Figure dataset records
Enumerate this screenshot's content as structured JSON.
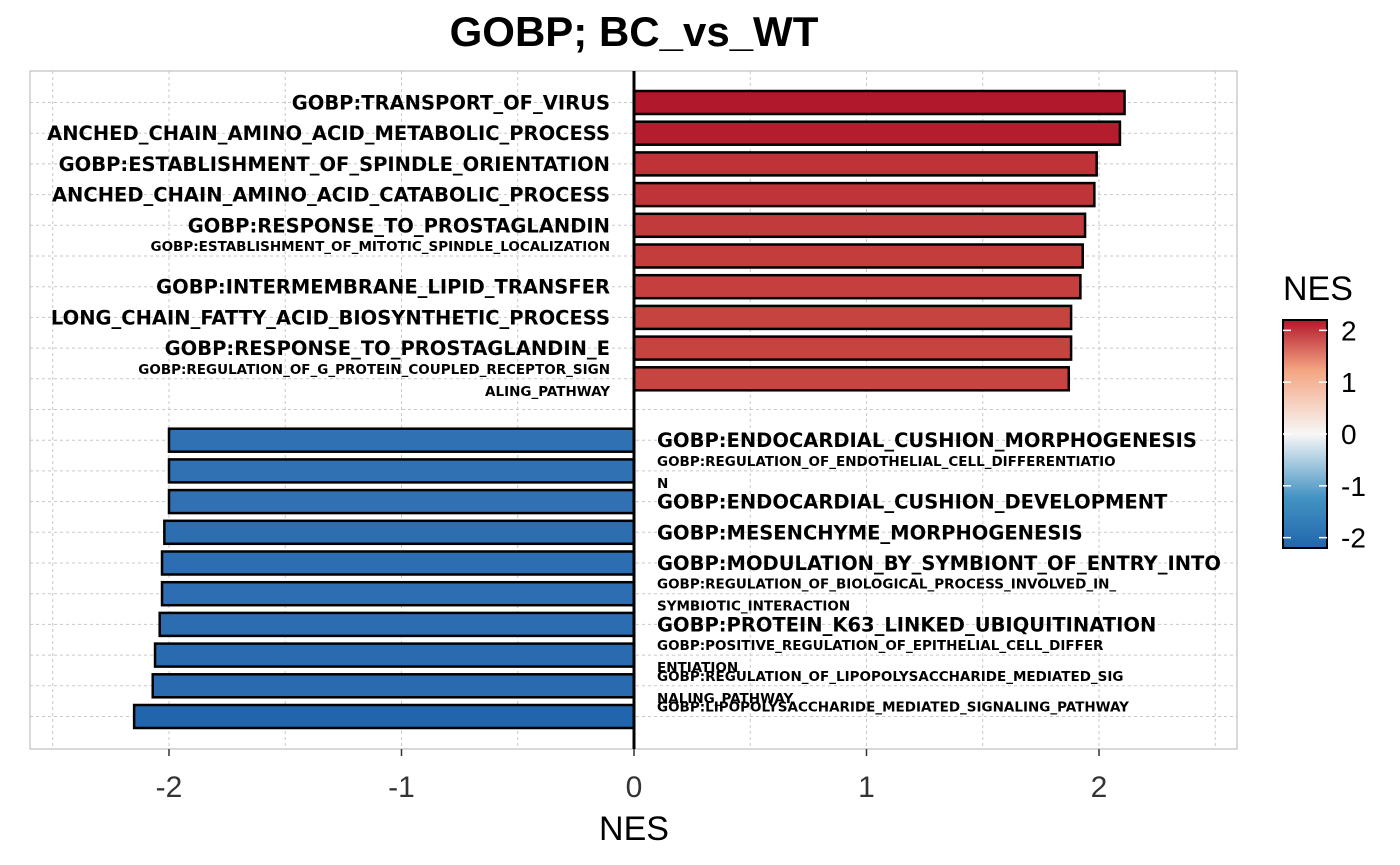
{
  "chart_data": {
    "type": "bar",
    "orientation": "horizontal",
    "title": "GOBP; BC_vs_WT",
    "xlabel": "NES",
    "ylabel": "",
    "xlim": [
      -2.6,
      2.6
    ],
    "xticks": [
      -2,
      -1,
      0,
      1,
      2
    ],
    "xtick_labels": [
      "-2",
      "-1",
      "0",
      "1",
      "2"
    ],
    "grid": true,
    "color_scale": {
      "title": "NES",
      "low": "#2166ac",
      "mid": "#f7f7f7",
      "high": "#b2182b",
      "ticks": [
        "2",
        "1",
        "0",
        "-1",
        "-2"
      ]
    },
    "bars": [
      {
        "label": "GOBP:TRANSPORT_OF_VIRUS",
        "lines": [
          "GOBP:TRANSPORT_OF_VIRUS"
        ],
        "value": 2.11,
        "color": "#b2182b"
      },
      {
        "label": "ANCHED_CHAIN_AMINO_ACID_METABOLIC_PROCESS",
        "lines": [
          "ANCHED_CHAIN_AMINO_ACID_METABOLIC_PROCESS"
        ],
        "value": 2.09,
        "color": "#b41d2d"
      },
      {
        "label": "GOBP:ESTABLISHMENT_OF_SPINDLE_ORIENTATION",
        "lines": [
          "GOBP:ESTABLISHMENT_OF_SPINDLE_ORIENTATION"
        ],
        "value": 1.99,
        "color": "#bf3338"
      },
      {
        "label": "ANCHED_CHAIN_AMINO_ACID_CATABOLIC_PROCESS",
        "lines": [
          "ANCHED_CHAIN_AMINO_ACID_CATABOLIC_PROCESS"
        ],
        "value": 1.98,
        "color": "#bf3439"
      },
      {
        "label": "GOBP:RESPONSE_TO_PROSTAGLANDIN",
        "lines": [
          "GOBP:RESPONSE_TO_PROSTAGLANDIN"
        ],
        "value": 1.94,
        "color": "#c23b3c"
      },
      {
        "label": "GOBP:ESTABLISHMENT_OF_MITOTIC_SPINDLE_LOCALIZATION",
        "lines": [
          "GOBP:ESTABLISHMENT_OF_MITOTIC_SPINDLE_LOCALIZATION"
        ],
        "value": 1.93,
        "color": "#c33d3d"
      },
      {
        "label": "GOBP:INTERMEMBRANE_LIPID_TRANSFER",
        "lines": [
          "GOBP:INTERMEMBRANE_LIPID_TRANSFER"
        ],
        "value": 1.92,
        "color": "#c43f3e"
      },
      {
        "label": "LONG_CHAIN_FATTY_ACID_BIOSYNTHETIC_PROCESS",
        "lines": [
          "LONG_CHAIN_FATTY_ACID_BIOSYNTHETIC_PROCESS"
        ],
        "value": 1.88,
        "color": "#c64440"
      },
      {
        "label": "GOBP:RESPONSE_TO_PROSTAGLANDIN_E",
        "lines": [
          "GOBP:RESPONSE_TO_PROSTAGLANDIN_E"
        ],
        "value": 1.88,
        "color": "#c64440"
      },
      {
        "label": "GOBP:REGULATION_OF_G_PROTEIN_COUPLED_RECEPTOR_SIGNALING_PATHWAY",
        "lines": [
          "GOBP:REGULATION_OF_G_PROTEIN_COUPLED_RECEPTOR_SIGN",
          "ALING_PATHWAY"
        ],
        "value": 1.87,
        "color": "#c64541"
      },
      {
        "label": "GOBP:ENDOCARDIAL_CUSHION_MORPHOGENESIS",
        "lines": [
          "GOBP:ENDOCARDIAL_CUSHION_MORPHOGENESIS"
        ],
        "value": -2.0,
        "color": "#3071b3"
      },
      {
        "label": "GOBP:REGULATION_OF_ENDOTHELIAL_CELL_DIFFERENTIATION",
        "lines": [
          "GOBP:REGULATION_OF_ENDOTHELIAL_CELL_DIFFERENTIATIO",
          "N"
        ],
        "value": -2.0,
        "color": "#3071b3"
      },
      {
        "label": "GOBP:ENDOCARDIAL_CUSHION_DEVELOPMENT",
        "lines": [
          "GOBP:ENDOCARDIAL_CUSHION_DEVELOPMENT"
        ],
        "value": -2.0,
        "color": "#3070b3"
      },
      {
        "label": "GOBP:MESENCHYME_MORPHOGENESIS",
        "lines": [
          "GOBP:MESENCHYME_MORPHOGENESIS"
        ],
        "value": -2.02,
        "color": "#2d6eb1"
      },
      {
        "label": "GOBP:MODULATION_BY_SYMBIONT_OF_ENTRY_INTO",
        "lines": [
          "GOBP:MODULATION_BY_SYMBIONT_OF_ENTRY_INTO"
        ],
        "value": -2.03,
        "color": "#2d6db1"
      },
      {
        "label": "GOBP:REGULATION_OF_BIOLOGICAL_PROCESS_INVOLVED_IN_SYMBIOTIC_INTERACTION",
        "lines": [
          "GOBP:REGULATION_OF_BIOLOGICAL_PROCESS_INVOLVED_IN_",
          "SYMBIOTIC_INTERACTION"
        ],
        "value": -2.03,
        "color": "#2d6db1"
      },
      {
        "label": "GOBP:PROTEIN_K63_LINKED_UBIQUITINATION",
        "lines": [
          "GOBP:PROTEIN_K63_LINKED_UBIQUITINATION"
        ],
        "value": -2.04,
        "color": "#2c6cb0"
      },
      {
        "label": "GOBP:POSITIVE_REGULATION_OF_EPITHELIAL_CELL_DIFFERENTIATION",
        "lines": [
          "GOBP:POSITIVE_REGULATION_OF_EPITHELIAL_CELL_DIFFER",
          "ENTIATION"
        ],
        "value": -2.06,
        "color": "#2a6baf"
      },
      {
        "label": "GOBP:REGULATION_OF_LIPOPOLYSACCHARIDE_MEDIATED_SIGNALING_PATHWAY",
        "lines": [
          "GOBP:REGULATION_OF_LIPOPOLYSACCHARIDE_MEDIATED_SIG",
          "NALING_PATHWAY"
        ],
        "value": -2.07,
        "color": "#2a6aaf"
      },
      {
        "label": "GOBP:LIPOPOLYSACCHARIDE_MEDIATED_SIGNALING_PATHWAY",
        "lines": [
          "GOBP:LIPOPOLYSACCHARIDE_MEDIATED_SIGNALING_PATHWAY"
        ],
        "value": -2.15,
        "color": "#2166ac"
      }
    ]
  }
}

Your assignment
For each record, return its text exactly and leave any picture out.

Output
Enumerate this screenshot's content as structured JSON.
{
  "chart_data": {
    "type": "bar",
    "orientation": "horizontal",
    "title": "GOBP; BC_vs_WT",
    "xlabel": "NES",
    "ylabel": "",
    "xlim": [
      -2.6,
      2.6
    ],
    "xticks": [
      -2,
      -1,
      0,
      1,
      2
    ],
    "xtick_labels": [
      "-2",
      "-1",
      "0",
      "1",
      "2"
    ],
    "grid": true,
    "color_scale": {
      "title": "NES",
      "low": "#2166ac",
      "mid": "#f7f7f7",
      "high": "#b2182b",
      "ticks": [
        "2",
        "1",
        "0",
        "-1",
        "-2"
      ]
    },
    "bars": [
      {
        "label": "GOBP:TRANSPORT_OF_VIRUS",
        "lines": [
          "GOBP:TRANSPORT_OF_VIRUS"
        ],
        "value": 2.11,
        "color": "#b2182b"
      },
      {
        "label": "ANCHED_CHAIN_AMINO_ACID_METABOLIC_PROCESS",
        "lines": [
          "ANCHED_CHAIN_AMINO_ACID_METABOLIC_PROCESS"
        ],
        "value": 2.09,
        "color": "#b41d2d"
      },
      {
        "label": "GOBP:ESTABLISHMENT_OF_SPINDLE_ORIENTATION",
        "lines": [
          "GOBP:ESTABLISHMENT_OF_SPINDLE_ORIENTATION"
        ],
        "value": 1.99,
        "color": "#bf3338"
      },
      {
        "label": "ANCHED_CHAIN_AMINO_ACID_CATABOLIC_PROCESS",
        "lines": [
          "ANCHED_CHAIN_AMINO_ACID_CATABOLIC_PROCESS"
        ],
        "value": 1.98,
        "color": "#bf3439"
      },
      {
        "label": "GOBP:RESPONSE_TO_PROSTAGLANDIN",
        "lines": [
          "GOBP:RESPONSE_TO_PROSTAGLANDIN"
        ],
        "value": 1.94,
        "color": "#c23b3c"
      },
      {
        "label": "GOBP:ESTABLISHMENT_OF_MITOTIC_SPINDLE_LOCALIZATION",
        "lines": [
          "GOBP:ESTABLISHMENT_OF_MITOTIC_SPINDLE_LOCALIZATION"
        ],
        "value": 1.93,
        "color": "#c33d3d"
      },
      {
        "label": "GOBP:INTERMEMBRANE_LIPID_TRANSFER",
        "lines": [
          "GOBP:INTERMEMBRANE_LIPID_TRANSFER"
        ],
        "value": 1.92,
        "color": "#c43f3e"
      },
      {
        "label": "LONG_CHAIN_FATTY_ACID_BIOSYNTHETIC_PROCESS",
        "lines": [
          "LONG_CHAIN_FATTY_ACID_BIOSYNTHETIC_PROCESS"
        ],
        "value": 1.88,
        "color": "#c64440"
      },
      {
        "label": "GOBP:RESPONSE_TO_PROSTAGLANDIN_E",
        "lines": [
          "GOBP:RESPONSE_TO_PROSTAGLANDIN_E"
        ],
        "value": 1.88,
        "color": "#c64440"
      },
      {
        "label": "GOBP:REGULATION_OF_G_PROTEIN_COUPLED_RECEPTOR_SIGNALING_PATHWAY",
        "lines": [
          "GOBP:REGULATION_OF_G_PROTEIN_COUPLED_RECEPTOR_SIGN",
          "ALING_PATHWAY"
        ],
        "value": 1.87,
        "color": "#c64541"
      },
      {
        "label": "GOBP:ENDOCARDIAL_CUSHION_MORPHOGENESIS",
        "lines": [
          "GOBP:ENDOCARDIAL_CUSHION_MORPHOGENESIS"
        ],
        "value": -2.0,
        "color": "#3071b3"
      },
      {
        "label": "GOBP:REGULATION_OF_ENDOTHELIAL_CELL_DIFFERENTIATION",
        "lines": [
          "GOBP:REGULATION_OF_ENDOTHELIAL_CELL_DIFFERENTIATIO",
          "N"
        ],
        "value": -2.0,
        "color": "#3071b3"
      },
      {
        "label": "GOBP:ENDOCARDIAL_CUSHION_DEVELOPMENT",
        "lines": [
          "GOBP:ENDOCARDIAL_CUSHION_DEVELOPMENT"
        ],
        "value": -2.0,
        "color": "#3070b3"
      },
      {
        "label": "GOBP:MESENCHYME_MORPHOGENESIS",
        "lines": [
          "GOBP:MESENCHYME_MORPHOGENESIS"
        ],
        "value": -2.02,
        "color": "#2d6eb1"
      },
      {
        "label": "GOBP:MODULATION_BY_SYMBIONT_OF_ENTRY_INTO",
        "lines": [
          "GOBP:MODULATION_BY_SYMBIONT_OF_ENTRY_INTO"
        ],
        "value": -2.03,
        "color": "#2d6db1"
      },
      {
        "label": "GOBP:REGULATION_OF_BIOLOGICAL_PROCESS_INVOLVED_IN_SYMBIOTIC_INTERACTION",
        "lines": [
          "GOBP:REGULATION_OF_BIOLOGICAL_PROCESS_INVOLVED_IN_",
          "SYMBIOTIC_INTERACTION"
        ],
        "value": -2.03,
        "color": "#2d6db1"
      },
      {
        "label": "GOBP:PROTEIN_K63_LINKED_UBIQUITINATION",
        "lines": [
          "GOBP:PROTEIN_K63_LINKED_UBIQUITINATION"
        ],
        "value": -2.04,
        "color": "#2c6cb0"
      },
      {
        "label": "GOBP:POSITIVE_REGULATION_OF_EPITHELIAL_CELL_DIFFERENTIATION",
        "lines": [
          "GOBP:POSITIVE_REGULATION_OF_EPITHELIAL_CELL_DIFFER",
          "ENTIATION"
        ],
        "value": -2.06,
        "color": "#2a6baf"
      },
      {
        "label": "GOBP:REGULATION_OF_LIPOPOLYSACCHARIDE_MEDIATED_SIGNALING_PATHWAY",
        "lines": [
          "GOBP:REGULATION_OF_LIPOPOLYSACCHARIDE_MEDIATED_SIG",
          "NALING_PATHWAY"
        ],
        "value": -2.07,
        "color": "#2a6aaf"
      },
      {
        "label": "GOBP:LIPOPOLYSACCHARIDE_MEDIATED_SIGNALING_PATHWAY",
        "lines": [
          "GOBP:LIPOPOLYSACCHARIDE_MEDIATED_SIGNALING_PATHWAY"
        ],
        "value": -2.15,
        "color": "#2166ac"
      }
    ]
  }
}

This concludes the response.